Pick out all lines of the entries that include the word "ylabel" and copy them.

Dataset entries
>>>

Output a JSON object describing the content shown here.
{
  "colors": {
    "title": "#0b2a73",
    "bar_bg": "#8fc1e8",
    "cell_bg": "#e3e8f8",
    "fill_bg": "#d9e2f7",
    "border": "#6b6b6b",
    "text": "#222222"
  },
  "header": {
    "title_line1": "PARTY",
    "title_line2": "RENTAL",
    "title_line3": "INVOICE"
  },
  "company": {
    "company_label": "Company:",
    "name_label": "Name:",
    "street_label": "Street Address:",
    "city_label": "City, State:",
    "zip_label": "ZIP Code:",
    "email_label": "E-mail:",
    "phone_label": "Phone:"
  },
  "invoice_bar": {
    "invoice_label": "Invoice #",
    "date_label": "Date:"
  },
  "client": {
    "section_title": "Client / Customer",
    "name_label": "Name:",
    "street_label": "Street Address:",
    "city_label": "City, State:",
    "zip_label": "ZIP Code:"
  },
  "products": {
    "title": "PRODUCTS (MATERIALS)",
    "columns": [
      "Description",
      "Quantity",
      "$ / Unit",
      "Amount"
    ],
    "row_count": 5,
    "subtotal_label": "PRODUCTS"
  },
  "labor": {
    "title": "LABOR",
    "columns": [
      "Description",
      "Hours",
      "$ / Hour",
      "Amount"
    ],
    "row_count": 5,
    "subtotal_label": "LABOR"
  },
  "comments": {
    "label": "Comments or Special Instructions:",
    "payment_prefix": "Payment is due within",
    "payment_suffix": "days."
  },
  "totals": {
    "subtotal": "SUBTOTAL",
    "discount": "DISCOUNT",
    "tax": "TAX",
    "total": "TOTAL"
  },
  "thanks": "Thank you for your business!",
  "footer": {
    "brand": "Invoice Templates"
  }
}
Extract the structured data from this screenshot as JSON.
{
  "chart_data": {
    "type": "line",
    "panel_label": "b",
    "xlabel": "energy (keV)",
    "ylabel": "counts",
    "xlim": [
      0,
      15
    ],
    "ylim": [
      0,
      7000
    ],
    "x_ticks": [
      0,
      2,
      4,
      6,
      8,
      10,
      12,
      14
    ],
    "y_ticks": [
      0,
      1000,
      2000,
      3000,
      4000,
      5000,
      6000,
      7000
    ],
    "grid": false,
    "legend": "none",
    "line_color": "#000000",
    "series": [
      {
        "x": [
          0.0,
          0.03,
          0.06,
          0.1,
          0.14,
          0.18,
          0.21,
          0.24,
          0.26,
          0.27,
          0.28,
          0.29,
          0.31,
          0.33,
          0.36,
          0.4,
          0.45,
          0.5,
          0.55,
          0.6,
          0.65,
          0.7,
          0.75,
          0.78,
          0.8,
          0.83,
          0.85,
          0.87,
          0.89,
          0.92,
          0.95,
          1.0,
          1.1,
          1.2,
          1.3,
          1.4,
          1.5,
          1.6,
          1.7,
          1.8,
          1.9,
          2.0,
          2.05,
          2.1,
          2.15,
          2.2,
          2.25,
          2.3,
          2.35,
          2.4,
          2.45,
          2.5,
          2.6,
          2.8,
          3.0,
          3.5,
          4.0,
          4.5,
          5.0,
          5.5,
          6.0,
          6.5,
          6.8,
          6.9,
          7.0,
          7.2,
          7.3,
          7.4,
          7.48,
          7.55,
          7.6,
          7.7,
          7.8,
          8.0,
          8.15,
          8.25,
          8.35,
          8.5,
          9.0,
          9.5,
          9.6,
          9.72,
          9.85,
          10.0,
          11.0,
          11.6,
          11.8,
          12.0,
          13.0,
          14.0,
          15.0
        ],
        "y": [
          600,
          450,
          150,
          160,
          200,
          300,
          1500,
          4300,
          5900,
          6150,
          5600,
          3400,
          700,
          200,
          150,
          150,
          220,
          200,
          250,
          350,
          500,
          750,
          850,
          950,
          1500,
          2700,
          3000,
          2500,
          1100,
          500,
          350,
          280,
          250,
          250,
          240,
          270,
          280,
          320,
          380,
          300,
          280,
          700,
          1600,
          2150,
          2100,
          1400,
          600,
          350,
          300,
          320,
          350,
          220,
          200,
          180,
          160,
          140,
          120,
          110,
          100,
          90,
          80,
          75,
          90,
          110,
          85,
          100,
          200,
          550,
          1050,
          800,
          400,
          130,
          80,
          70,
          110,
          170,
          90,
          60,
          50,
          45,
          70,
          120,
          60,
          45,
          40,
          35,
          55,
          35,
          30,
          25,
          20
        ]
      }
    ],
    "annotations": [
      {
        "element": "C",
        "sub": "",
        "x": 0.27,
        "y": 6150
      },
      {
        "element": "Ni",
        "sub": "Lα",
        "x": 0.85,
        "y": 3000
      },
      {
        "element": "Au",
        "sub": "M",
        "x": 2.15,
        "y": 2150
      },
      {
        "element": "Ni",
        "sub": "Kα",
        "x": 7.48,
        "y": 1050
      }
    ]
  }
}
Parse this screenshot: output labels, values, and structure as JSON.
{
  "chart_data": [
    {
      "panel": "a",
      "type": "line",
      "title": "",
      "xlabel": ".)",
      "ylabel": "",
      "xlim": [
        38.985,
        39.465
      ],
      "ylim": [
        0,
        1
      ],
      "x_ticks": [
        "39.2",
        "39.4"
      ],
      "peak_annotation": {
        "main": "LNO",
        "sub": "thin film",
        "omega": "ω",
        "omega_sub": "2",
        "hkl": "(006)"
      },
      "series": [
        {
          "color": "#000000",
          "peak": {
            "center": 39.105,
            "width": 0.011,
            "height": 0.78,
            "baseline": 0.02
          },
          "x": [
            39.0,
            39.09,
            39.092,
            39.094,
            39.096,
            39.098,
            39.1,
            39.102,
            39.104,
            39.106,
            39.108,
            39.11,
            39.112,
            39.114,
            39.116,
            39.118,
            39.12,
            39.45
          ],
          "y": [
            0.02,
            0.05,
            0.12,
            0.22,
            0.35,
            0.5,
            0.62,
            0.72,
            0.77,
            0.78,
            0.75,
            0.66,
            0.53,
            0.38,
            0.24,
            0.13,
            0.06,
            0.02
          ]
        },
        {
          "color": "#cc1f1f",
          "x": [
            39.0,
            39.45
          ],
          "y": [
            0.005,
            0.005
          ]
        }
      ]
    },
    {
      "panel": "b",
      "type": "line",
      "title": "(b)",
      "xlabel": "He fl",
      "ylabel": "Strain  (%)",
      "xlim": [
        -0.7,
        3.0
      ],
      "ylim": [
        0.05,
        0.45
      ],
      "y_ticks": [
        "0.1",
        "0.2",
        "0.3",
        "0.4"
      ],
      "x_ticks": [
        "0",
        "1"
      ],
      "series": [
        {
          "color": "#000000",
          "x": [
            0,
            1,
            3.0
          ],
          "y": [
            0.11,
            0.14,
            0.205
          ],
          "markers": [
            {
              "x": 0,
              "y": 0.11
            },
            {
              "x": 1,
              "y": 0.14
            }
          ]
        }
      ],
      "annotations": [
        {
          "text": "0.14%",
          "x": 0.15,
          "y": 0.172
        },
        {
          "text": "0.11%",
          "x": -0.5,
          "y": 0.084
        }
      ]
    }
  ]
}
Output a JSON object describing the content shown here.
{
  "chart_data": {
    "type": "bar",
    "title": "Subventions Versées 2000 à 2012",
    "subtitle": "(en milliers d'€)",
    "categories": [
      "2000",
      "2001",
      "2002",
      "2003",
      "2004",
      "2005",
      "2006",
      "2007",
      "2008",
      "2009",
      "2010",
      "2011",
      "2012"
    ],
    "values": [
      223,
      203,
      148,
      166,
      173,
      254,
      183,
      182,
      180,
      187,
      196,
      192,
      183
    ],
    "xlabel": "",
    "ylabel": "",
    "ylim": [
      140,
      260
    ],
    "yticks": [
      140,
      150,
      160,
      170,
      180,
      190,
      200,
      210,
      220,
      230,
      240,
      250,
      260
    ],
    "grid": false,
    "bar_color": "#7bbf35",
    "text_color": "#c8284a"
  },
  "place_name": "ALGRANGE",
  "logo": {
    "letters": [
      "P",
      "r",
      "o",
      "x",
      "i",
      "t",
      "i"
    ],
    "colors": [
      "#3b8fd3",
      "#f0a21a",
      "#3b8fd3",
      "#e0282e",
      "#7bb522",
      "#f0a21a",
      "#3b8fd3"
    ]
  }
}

<<<

REPLY >>
    "ylabel": "counts",
      "ylabel": "",
      "ylabel": "Strain  (%)",
    "ylabel": "",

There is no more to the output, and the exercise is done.